:: Records supplied

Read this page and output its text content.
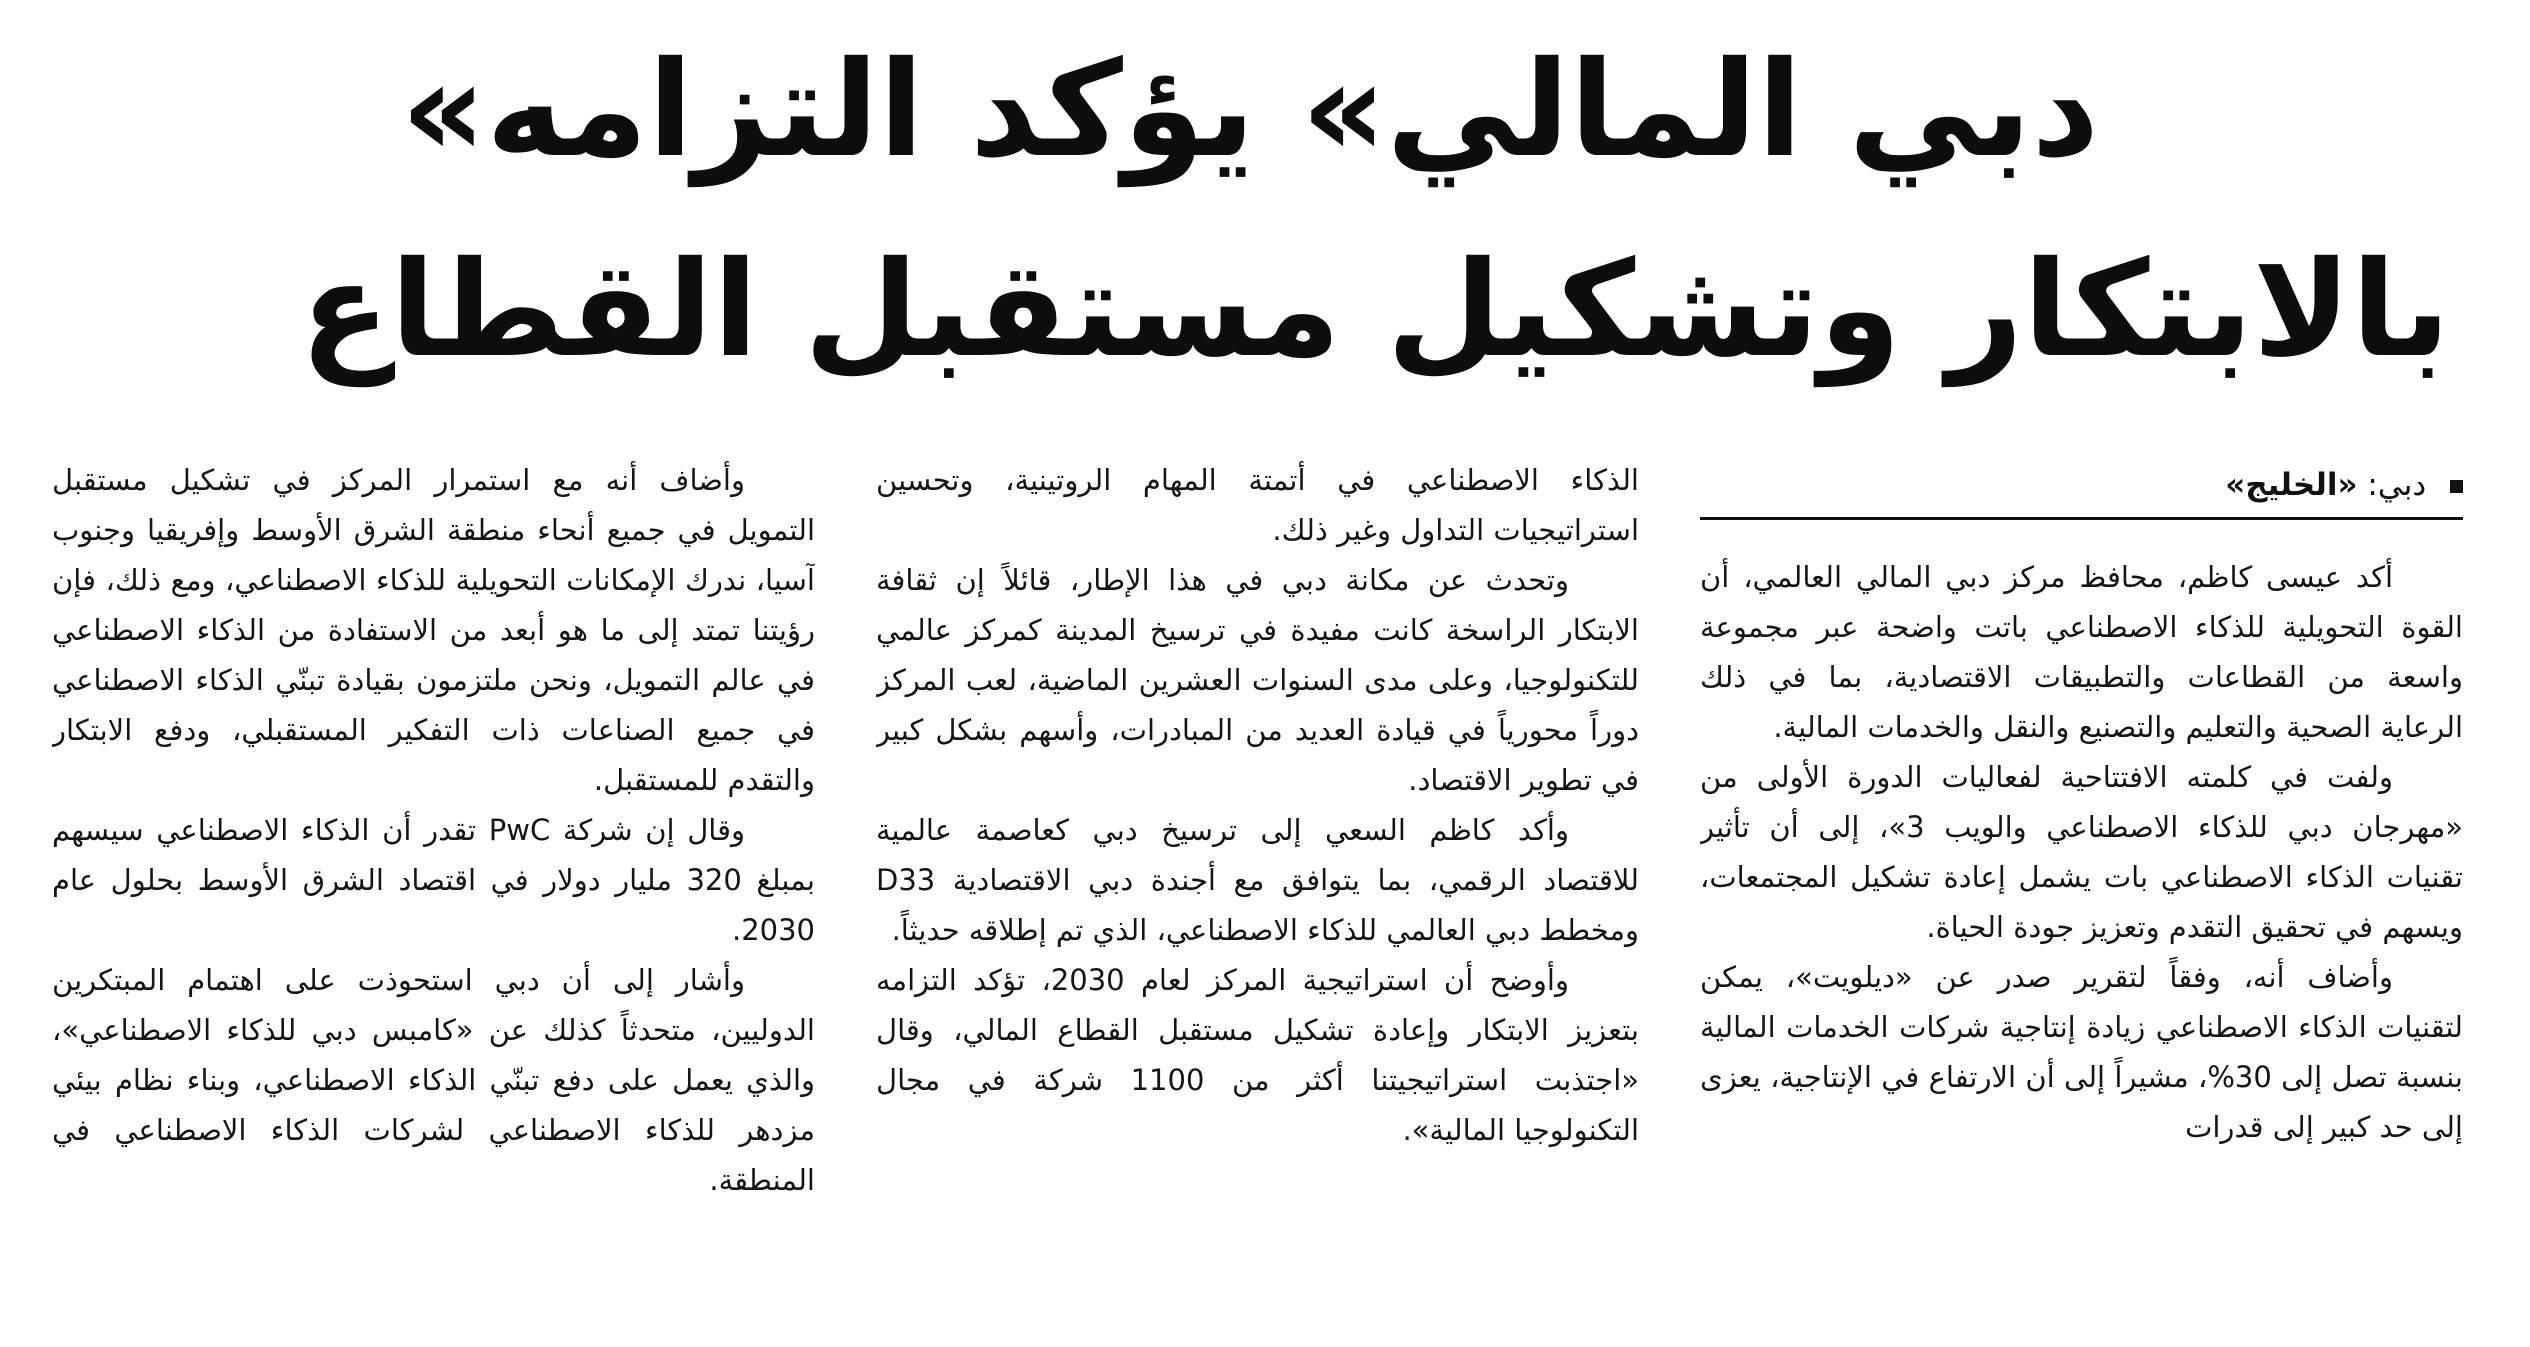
«دبي المالي» يؤكد التزامه
بالابتكار وتشكيل مستقبل القطاع
دبي: «الخليج»

أكد عيسى كاظم، محافظ مركز دبي المالي العالمي، أن القوة التحويلية للذكاء الاصطناعي باتت واضحة عبر مجموعة واسعة من القطاعات والتطبيقات الاقتصادية، بما في ذلك الرعاية الصحية والتعليم والتصنيع والنقل والخدمات المالية.

ولفت في كلمته الافتتاحية لفعاليات الدورة الأولى من «مهرجان دبي للذكاء الاصطناعي والويب 3»، إلى أن تأثير تقنيات الذكاء الاصطناعي بات يشمل إعادة تشكيل المجتمعات، ويسهم في تحقيق التقدم وتعزيز جودة الحياة.

وأضاف أنه، وفقاً لتقرير صدر عن «ديلويت»، يمكن لتقنيات الذكاء الاصطناعي زيادة إنتاجية شركات الخدمات المالية بنسبة تصل إلى 30%، مشيراً إلى أن الارتفاع في الإنتاجية، يعزى إلى حد كبير إلى قدرات

الذكاء الاصطناعي في أتمتة المهام الروتينية، وتحسين استراتيجيات التداول وغير ذلك.

وتحدث عن مكانة دبي في هذا الإطار، قائلاً إن ثقافة الابتكار الراسخة كانت مفيدة في ترسيخ المدينة كمركز عالمي للتكنولوجيا، وعلى مدى السنوات العشرين الماضية، لعب المركز دوراً محورياً في قيادة العديد من المبادرات، وأسهم بشكل كبير في تطوير الاقتصاد.

وأكد كاظم السعي إلى ترسيخ دبي كعاصمة عالمية للاقتصاد الرقمي، بما يتوافق مع أجندة دبي الاقتصادية D33 ومخطط دبي العالمي للذكاء الاصطناعي، الذي تم إطلاقه حديثاً.

وأوضح أن استراتيجية المركز لعام 2030، تؤكد التزامه بتعزيز الابتكار وإعادة تشكيل مستقبل القطاع المالي، وقال «اجتذبت استراتيجيتنا أكثر من 1100 شركة في مجال التكنولوجيا المالية».

وأضاف أنه مع استمرار المركز في تشكيل مستقبل التمويل في جميع أنحاء منطقة الشرق الأوسط وإفريقيا وجنوب آسيا، ندرك الإمكانات التحويلية للذكاء الاصطناعي، ومع ذلك، فإن رؤيتنا تمتد إلى ما هو أبعد من الاستفادة من الذكاء الاصطناعي في عالم التمويل، ونحن ملتزمون بقيادة تبنّي الذكاء الاصطناعي في جميع الصناعات ذات التفكير المستقبلي، ودفع الابتكار والتقدم للمستقبل.

وقال إن شركة PwC تقدر أن الذكاء الاصطناعي سيسهم بمبلغ 320 مليار دولار في اقتصاد الشرق الأوسط بحلول عام 2030.

وأشار إلى أن دبي استحوذت على اهتمام المبتكرين الدوليين، متحدثاً كذلك عن «كامبس دبي للذكاء الاصطناعي»، والذي يعمل على دفع تبنّي الذكاء الاصطناعي، وبناء نظام بيئي مزدهر للذكاء الاصطناعي لشركات الذكاء الاصطناعي في المنطقة.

::::

| Set problem |
Give the number of lines in the listing above that hold the string "ترسيخ", with nothing else.

| Reply |
2